-- START DATA ROWS --

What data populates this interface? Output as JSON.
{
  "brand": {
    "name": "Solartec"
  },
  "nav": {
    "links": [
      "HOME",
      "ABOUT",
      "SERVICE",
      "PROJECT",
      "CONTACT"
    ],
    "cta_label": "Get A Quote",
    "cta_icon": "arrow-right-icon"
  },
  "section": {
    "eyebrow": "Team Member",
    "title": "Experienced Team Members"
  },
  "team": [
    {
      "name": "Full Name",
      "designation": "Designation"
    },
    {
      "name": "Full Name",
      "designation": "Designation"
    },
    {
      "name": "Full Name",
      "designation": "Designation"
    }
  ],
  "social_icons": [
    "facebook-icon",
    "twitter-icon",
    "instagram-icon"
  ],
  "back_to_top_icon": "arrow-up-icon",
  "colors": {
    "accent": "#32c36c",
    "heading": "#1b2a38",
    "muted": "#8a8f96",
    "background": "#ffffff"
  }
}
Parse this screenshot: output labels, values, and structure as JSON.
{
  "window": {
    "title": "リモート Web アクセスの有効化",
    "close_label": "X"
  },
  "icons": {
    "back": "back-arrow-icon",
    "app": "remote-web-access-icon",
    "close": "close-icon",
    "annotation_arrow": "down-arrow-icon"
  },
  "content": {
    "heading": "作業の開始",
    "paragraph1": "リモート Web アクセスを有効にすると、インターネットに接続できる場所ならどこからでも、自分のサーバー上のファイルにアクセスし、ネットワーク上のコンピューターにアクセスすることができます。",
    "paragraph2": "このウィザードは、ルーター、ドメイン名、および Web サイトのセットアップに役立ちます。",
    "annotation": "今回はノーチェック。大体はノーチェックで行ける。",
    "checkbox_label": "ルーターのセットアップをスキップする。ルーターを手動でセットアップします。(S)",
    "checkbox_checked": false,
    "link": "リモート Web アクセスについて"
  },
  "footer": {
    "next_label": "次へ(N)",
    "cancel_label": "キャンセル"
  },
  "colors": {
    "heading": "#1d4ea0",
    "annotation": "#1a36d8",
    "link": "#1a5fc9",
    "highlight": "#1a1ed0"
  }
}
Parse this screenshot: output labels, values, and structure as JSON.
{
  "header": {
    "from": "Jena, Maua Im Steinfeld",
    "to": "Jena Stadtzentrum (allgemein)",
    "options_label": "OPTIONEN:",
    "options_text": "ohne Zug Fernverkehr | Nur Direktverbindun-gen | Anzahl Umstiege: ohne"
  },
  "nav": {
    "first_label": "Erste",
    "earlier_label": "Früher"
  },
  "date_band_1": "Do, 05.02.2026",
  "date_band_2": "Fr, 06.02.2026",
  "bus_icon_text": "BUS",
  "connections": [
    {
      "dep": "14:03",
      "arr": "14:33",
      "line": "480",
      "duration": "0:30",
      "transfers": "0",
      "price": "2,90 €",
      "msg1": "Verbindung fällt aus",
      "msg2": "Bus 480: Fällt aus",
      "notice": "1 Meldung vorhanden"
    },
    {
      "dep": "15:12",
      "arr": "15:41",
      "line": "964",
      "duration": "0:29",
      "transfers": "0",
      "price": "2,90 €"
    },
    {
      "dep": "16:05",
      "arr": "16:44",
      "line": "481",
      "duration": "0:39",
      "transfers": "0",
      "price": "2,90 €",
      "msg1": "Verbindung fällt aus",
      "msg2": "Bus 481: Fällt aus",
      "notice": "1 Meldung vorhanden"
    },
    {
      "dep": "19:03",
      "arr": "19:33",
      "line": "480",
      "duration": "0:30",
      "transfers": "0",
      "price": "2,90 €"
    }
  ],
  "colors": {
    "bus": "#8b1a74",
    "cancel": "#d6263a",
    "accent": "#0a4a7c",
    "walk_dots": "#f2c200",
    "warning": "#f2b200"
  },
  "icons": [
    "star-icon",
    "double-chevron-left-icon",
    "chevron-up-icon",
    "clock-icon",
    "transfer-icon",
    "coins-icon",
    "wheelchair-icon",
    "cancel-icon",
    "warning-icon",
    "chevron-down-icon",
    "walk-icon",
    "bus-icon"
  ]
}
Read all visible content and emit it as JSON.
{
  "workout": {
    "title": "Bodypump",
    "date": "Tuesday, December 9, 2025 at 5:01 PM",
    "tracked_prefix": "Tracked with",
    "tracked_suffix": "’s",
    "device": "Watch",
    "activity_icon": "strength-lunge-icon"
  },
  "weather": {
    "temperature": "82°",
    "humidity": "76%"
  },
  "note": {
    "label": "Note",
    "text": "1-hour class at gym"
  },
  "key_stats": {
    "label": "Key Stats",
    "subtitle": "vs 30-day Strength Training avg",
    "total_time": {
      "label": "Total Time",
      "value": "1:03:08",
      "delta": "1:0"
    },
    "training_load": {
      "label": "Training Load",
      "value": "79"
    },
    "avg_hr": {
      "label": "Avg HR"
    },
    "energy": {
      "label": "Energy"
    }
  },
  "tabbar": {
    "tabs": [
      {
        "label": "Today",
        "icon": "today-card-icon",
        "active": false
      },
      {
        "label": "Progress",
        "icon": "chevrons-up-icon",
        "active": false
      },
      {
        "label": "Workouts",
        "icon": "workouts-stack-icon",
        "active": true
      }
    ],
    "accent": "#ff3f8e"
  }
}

-- END DATA ROWS --

Print every entry exactly as it appears.

What data populates this interface? Output as JSON.
{
  "brand": {
    "name": "Solartec"
  },
  "nav": {
    "links": [
      "HOME",
      "ABOUT",
      "SERVICE",
      "PROJECT",
      "CONTACT"
    ],
    "cta_label": "Get A Quote",
    "cta_icon": "arrow-right-icon"
  },
  "section": {
    "eyebrow": "Team Member",
    "title": "Experienced Team Members"
  },
  "team": [
    {
      "name": "Full Name",
      "designation": "Designation"
    },
    {
      "name": "Full Name",
      "designation": "Designation"
    },
    {
      "name": "Full Name",
      "designation": "Designation"
    }
  ],
  "social_icons": [
    "facebook-icon",
    "twitter-icon",
    "instagram-icon"
  ],
  "back_to_top_icon": "arrow-up-icon",
  "colors": {
    "accent": "#32c36c",
    "heading": "#1b2a38",
    "muted": "#8a8f96",
    "background": "#ffffff"
  }
}
Parse this screenshot: output labels, values, and structure as JSON.
{
  "window": {
    "title": "リモート Web アクセスの有効化",
    "close_label": "X"
  },
  "icons": {
    "back": "back-arrow-icon",
    "app": "remote-web-access-icon",
    "close": "close-icon",
    "annotation_arrow": "down-arrow-icon"
  },
  "content": {
    "heading": "作業の開始",
    "paragraph1": "リモート Web アクセスを有効にすると、インターネットに接続できる場所ならどこからでも、自分のサーバー上のファイルにアクセスし、ネットワーク上のコンピューターにアクセスすることができます。",
    "paragraph2": "このウィザードは、ルーター、ドメイン名、および Web サイトのセットアップに役立ちます。",
    "annotation": "今回はノーチェック。大体はノーチェックで行ける。",
    "checkbox_label": "ルーターのセットアップをスキップする。ルーターを手動でセットアップします。(S)",
    "checkbox_checked": false,
    "link": "リモート Web アクセスについて"
  },
  "footer": {
    "next_label": "次へ(N)",
    "cancel_label": "キャンセル"
  },
  "colors": {
    "heading": "#1d4ea0",
    "annotation": "#1a36d8",
    "link": "#1a5fc9",
    "highlight": "#1a1ed0"
  }
}
Parse this screenshot: output labels, values, and structure as JSON.
{
  "header": {
    "from": "Jena, Maua Im Steinfeld",
    "to": "Jena Stadtzentrum (allgemein)",
    "options_label": "OPTIONEN:",
    "options_text": "ohne Zug Fernverkehr | Nur Direktverbindun-gen | Anzahl Umstiege: ohne"
  },
  "nav": {
    "first_label": "Erste",
    "earlier_label": "Früher"
  },
  "date_band_1": "Do, 05.02.2026",
  "date_band_2": "Fr, 06.02.2026",
  "bus_icon_text": "BUS",
  "connections": [
    {
      "dep": "14:03",
      "arr": "14:33",
      "line": "480",
      "duration": "0:30",
      "transfers": "0",
      "price": "2,90 €",
      "msg1": "Verbindung fällt aus",
      "msg2": "Bus 480: Fällt aus",
      "notice": "1 Meldung vorhanden"
    },
    {
      "dep": "15:12",
      "arr": "15:41",
      "line": "964",
      "duration": "0:29",
      "transfers": "0",
      "price": "2,90 €"
    },
    {
      "dep": "16:05",
      "arr": "16:44",
      "line": "481",
      "duration": "0:39",
      "transfers": "0",
      "price": "2,90 €",
      "msg1": "Verbindung fällt aus",
      "msg2": "Bus 481: Fällt aus",
      "notice": "1 Meldung vorhanden"
    },
    {
      "dep": "19:03",
      "arr": "19:33",
      "line": "480",
      "duration": "0:30",
      "transfers": "0",
      "price": "2,90 €"
    }
  ],
  "colors": {
    "bus": "#8b1a74",
    "cancel": "#d6263a",
    "accent": "#0a4a7c",
    "walk_dots": "#f2c200",
    "warning": "#f2b200"
  },
  "icons": [
    "star-icon",
    "double-chevron-left-icon",
    "chevron-up-icon",
    "clock-icon",
    "transfer-icon",
    "coins-icon",
    "wheelchair-icon",
    "cancel-icon",
    "warning-icon",
    "chevron-down-icon",
    "walk-icon",
    "bus-icon"
  ]
}
Read all visible content and emit it as JSON.
{
  "workout": {
    "title": "Bodypump",
    "date": "Tuesday, December 9, 2025 at 5:01 PM",
    "tracked_prefix": "Tracked with",
    "tracked_suffix": "’s",
    "device": "Watch",
    "activity_icon": "strength-lunge-icon"
  },
  "weather": {
    "temperature": "82°",
    "humidity": "76%"
  },
  "note": {
    "label": "Note",
    "text": "1-hour class at gym"
  },
  "key_stats": {
    "label": "Key Stats",
    "subtitle": "vs 30-day Strength Training avg",
    "total_time": {
      "label": "Total Time",
      "value": "1:03:08",
      "delta": "1:0"
    },
    "training_load": {
      "label": "Training Load",
      "value": "79"
    },
    "avg_hr": {
      "label": "Avg HR"
    },
    "energy": {
      "label": "Energy"
    }
  },
  "tabbar": {
    "tabs": [
      {
        "label": "Today",
        "icon": "today-card-icon",
        "active": false
      },
      {
        "label": "Progress",
        "icon": "chevrons-up-icon",
        "active": false
      },
      {
        "label": "Workouts",
        "icon": "workouts-stack-icon",
        "active": true
      }
    ],
    "accent": "#ff3f8e"
  }
}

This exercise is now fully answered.